#### Supplied data
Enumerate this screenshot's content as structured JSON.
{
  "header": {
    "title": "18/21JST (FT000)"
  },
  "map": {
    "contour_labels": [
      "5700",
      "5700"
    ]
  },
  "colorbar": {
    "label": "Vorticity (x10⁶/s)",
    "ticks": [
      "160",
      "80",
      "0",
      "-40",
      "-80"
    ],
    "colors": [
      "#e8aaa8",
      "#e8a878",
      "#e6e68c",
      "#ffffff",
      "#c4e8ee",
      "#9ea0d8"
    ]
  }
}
########
#### Supplied data
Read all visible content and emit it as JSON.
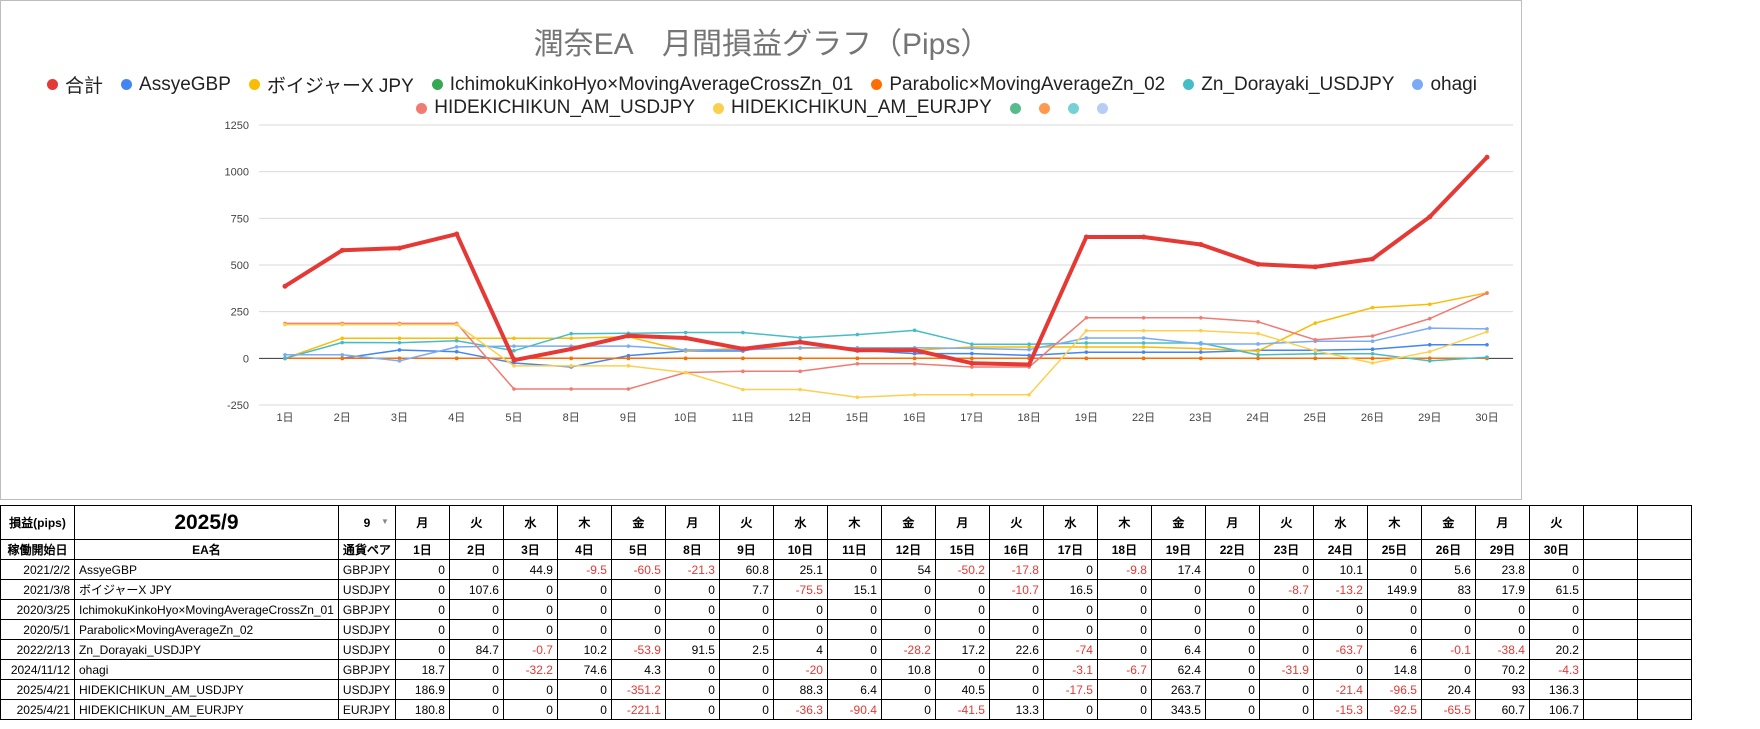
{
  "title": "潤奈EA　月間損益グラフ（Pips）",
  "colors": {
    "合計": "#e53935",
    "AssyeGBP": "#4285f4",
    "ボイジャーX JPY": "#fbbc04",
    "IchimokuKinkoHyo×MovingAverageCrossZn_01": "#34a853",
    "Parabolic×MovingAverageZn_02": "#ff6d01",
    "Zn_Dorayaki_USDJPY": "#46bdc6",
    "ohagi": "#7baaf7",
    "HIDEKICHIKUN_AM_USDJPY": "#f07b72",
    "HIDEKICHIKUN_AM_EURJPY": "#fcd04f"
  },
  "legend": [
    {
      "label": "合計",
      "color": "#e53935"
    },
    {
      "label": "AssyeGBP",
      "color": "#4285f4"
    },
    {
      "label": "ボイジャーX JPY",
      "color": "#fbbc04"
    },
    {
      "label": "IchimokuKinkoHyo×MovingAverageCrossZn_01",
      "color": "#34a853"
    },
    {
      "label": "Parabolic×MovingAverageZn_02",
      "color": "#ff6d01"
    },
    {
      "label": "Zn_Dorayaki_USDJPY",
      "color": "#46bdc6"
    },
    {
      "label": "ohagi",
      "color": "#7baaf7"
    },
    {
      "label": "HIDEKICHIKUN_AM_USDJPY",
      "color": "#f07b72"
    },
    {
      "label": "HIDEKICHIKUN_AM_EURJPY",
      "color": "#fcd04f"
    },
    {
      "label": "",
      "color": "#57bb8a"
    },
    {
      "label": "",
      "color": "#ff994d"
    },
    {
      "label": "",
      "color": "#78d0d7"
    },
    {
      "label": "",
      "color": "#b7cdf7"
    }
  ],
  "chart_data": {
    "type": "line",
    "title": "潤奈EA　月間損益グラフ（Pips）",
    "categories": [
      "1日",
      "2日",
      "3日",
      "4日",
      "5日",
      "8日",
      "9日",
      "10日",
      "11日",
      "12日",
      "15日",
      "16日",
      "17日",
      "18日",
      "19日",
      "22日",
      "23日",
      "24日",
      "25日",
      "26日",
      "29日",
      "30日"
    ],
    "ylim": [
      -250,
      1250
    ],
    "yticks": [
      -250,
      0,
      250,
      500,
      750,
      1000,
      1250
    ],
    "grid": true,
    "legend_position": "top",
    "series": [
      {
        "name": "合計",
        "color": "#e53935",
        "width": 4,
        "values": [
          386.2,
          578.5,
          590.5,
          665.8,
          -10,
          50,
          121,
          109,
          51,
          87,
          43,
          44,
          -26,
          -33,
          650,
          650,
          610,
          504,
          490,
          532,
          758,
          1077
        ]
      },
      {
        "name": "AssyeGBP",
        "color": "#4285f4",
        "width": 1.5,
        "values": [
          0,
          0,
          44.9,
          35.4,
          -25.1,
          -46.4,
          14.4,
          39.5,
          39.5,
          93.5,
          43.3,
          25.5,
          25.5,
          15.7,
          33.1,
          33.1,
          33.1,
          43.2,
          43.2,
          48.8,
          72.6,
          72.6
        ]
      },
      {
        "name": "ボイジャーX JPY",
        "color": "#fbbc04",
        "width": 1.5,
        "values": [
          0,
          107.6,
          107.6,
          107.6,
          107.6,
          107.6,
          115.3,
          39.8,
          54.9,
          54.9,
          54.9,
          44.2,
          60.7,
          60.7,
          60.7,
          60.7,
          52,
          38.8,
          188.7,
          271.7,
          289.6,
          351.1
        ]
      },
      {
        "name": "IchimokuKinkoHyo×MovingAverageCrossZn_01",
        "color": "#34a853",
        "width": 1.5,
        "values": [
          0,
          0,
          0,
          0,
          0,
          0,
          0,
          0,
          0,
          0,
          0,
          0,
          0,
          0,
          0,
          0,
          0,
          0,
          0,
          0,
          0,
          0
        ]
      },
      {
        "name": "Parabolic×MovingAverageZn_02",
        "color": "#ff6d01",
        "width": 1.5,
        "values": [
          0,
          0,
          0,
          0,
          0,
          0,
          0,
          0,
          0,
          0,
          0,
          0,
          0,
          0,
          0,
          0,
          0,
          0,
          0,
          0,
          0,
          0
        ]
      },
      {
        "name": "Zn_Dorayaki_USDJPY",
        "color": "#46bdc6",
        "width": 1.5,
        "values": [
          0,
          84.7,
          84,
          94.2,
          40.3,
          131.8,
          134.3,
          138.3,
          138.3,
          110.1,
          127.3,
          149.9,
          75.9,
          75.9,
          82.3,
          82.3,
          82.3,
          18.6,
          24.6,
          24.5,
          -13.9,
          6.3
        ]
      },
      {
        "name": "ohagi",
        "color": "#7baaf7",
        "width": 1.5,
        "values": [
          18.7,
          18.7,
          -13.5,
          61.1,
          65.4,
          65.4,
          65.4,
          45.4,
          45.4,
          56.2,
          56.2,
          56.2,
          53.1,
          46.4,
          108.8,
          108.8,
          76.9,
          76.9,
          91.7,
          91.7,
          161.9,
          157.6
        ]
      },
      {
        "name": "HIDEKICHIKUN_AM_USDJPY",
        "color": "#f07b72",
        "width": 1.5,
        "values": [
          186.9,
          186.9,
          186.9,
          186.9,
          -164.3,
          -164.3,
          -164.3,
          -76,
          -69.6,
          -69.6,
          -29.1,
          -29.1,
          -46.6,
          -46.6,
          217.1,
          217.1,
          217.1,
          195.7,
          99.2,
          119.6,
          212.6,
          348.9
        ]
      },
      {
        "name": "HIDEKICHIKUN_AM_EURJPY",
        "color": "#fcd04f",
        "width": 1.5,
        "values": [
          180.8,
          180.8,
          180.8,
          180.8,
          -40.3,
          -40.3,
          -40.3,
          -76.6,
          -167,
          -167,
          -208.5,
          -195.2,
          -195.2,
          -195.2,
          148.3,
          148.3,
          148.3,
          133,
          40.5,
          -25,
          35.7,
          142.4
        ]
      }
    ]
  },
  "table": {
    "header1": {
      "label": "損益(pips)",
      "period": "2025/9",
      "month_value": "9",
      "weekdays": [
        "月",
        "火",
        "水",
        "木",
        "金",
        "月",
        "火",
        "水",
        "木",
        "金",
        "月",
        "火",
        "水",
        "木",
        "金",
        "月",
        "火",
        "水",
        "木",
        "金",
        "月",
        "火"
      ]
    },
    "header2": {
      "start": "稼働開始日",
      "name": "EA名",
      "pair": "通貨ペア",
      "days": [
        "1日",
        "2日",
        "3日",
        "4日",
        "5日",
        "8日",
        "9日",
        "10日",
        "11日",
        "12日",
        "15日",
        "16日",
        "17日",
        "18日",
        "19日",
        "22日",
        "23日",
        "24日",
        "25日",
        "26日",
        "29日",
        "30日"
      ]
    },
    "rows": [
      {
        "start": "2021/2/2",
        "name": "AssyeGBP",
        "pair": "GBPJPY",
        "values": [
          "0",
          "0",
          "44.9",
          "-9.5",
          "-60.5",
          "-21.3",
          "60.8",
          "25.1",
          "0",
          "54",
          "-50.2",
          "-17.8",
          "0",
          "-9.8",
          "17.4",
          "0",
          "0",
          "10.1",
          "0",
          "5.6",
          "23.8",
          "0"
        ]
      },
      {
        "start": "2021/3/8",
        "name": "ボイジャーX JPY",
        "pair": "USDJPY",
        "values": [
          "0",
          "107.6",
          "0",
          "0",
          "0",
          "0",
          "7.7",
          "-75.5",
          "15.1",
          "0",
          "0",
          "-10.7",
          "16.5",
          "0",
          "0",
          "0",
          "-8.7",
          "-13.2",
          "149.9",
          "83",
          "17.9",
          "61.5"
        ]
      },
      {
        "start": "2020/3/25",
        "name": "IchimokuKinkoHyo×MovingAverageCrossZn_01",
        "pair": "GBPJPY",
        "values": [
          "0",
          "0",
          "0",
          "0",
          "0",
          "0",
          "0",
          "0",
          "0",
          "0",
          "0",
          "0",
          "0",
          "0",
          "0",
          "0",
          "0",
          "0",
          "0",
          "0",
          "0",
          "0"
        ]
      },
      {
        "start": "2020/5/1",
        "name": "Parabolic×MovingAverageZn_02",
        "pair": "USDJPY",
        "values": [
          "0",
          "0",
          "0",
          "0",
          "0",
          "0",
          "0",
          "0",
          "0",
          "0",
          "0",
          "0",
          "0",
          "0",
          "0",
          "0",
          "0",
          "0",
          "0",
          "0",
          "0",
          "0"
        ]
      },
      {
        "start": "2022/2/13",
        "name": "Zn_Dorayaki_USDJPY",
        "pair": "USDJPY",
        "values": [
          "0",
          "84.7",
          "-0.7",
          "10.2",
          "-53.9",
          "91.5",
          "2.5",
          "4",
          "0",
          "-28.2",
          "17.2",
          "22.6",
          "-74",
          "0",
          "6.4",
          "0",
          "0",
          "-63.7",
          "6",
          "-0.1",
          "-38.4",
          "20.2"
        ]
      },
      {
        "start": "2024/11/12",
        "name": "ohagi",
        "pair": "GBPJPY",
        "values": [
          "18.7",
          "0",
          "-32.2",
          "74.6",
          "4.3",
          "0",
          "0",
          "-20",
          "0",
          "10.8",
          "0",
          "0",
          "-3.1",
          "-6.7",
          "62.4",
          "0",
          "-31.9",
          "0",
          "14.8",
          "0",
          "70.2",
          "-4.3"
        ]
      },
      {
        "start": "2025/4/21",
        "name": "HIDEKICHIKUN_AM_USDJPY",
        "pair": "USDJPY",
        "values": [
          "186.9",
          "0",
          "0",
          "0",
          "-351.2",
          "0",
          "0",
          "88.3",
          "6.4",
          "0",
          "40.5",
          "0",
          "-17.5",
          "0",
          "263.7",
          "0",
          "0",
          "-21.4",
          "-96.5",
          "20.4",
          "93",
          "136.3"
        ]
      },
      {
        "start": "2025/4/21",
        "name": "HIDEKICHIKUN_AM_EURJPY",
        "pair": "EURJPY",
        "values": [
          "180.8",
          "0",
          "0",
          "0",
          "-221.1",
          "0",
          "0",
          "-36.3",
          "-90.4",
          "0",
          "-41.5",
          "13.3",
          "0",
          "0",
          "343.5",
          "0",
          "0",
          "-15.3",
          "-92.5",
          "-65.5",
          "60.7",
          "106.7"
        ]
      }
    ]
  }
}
########
#### Supplied data
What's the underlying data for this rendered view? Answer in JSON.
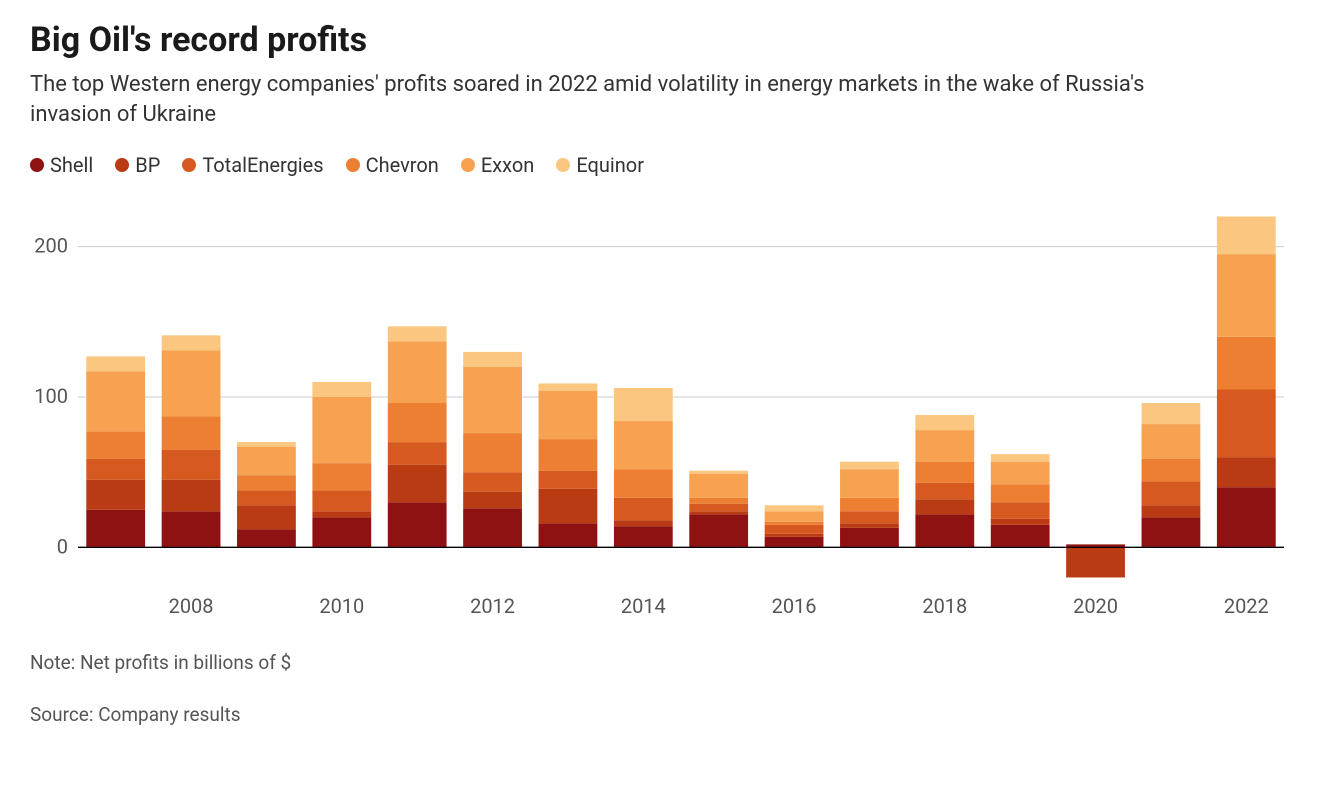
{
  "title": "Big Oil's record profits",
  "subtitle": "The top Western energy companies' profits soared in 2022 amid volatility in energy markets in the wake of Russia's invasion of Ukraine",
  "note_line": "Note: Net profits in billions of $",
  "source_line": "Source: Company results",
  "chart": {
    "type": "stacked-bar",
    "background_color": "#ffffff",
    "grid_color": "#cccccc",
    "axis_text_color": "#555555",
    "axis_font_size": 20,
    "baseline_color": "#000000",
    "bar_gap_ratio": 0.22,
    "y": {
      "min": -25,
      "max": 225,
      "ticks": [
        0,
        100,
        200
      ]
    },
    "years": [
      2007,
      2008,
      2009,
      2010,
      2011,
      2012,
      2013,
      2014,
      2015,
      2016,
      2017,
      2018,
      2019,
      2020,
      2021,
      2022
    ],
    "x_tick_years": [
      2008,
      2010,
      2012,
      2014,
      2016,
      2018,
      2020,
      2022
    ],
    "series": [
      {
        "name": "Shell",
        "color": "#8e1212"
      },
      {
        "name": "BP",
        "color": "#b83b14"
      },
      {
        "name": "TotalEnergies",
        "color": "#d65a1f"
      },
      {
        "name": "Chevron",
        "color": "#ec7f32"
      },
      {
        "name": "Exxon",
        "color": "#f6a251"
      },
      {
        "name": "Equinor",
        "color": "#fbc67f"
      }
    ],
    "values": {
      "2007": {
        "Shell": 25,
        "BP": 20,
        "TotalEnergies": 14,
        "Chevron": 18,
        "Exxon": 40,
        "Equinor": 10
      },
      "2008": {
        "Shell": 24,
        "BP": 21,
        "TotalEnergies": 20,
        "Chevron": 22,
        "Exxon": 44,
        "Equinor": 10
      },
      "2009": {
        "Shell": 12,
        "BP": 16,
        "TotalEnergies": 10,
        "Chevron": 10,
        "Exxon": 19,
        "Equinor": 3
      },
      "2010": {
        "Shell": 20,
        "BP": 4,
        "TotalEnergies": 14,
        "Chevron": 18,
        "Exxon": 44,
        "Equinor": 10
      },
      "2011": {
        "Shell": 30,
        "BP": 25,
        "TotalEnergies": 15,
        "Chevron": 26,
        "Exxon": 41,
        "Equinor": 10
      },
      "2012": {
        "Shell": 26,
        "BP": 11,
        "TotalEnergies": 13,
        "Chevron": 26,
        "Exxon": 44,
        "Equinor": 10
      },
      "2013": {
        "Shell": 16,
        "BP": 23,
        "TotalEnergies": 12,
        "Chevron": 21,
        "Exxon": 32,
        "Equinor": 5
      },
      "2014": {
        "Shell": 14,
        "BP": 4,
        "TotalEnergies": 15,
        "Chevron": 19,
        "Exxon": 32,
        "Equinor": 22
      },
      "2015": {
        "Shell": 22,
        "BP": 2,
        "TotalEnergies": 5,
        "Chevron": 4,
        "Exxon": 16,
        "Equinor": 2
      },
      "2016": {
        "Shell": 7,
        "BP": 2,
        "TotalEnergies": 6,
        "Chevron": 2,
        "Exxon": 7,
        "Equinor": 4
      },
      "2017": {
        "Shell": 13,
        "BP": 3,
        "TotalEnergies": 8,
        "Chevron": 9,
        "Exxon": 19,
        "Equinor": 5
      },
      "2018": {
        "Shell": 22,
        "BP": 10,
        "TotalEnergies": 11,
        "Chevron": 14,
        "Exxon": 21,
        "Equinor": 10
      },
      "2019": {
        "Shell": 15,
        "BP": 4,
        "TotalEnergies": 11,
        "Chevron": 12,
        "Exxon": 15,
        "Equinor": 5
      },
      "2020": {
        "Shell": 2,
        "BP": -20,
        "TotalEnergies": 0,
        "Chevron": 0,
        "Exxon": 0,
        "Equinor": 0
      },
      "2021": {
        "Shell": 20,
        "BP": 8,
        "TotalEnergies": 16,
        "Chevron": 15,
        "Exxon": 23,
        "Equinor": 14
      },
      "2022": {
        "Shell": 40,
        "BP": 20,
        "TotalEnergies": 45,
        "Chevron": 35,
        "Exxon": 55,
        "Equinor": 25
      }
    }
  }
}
########
What you have to do
Return all lines containing the word "月間損益グラフ".

Solved exercise
  "title": "潤奈EA　月間損益グラフ（Pips）",
    "title": "潤奈EA　月間損益グラフ（Pips）",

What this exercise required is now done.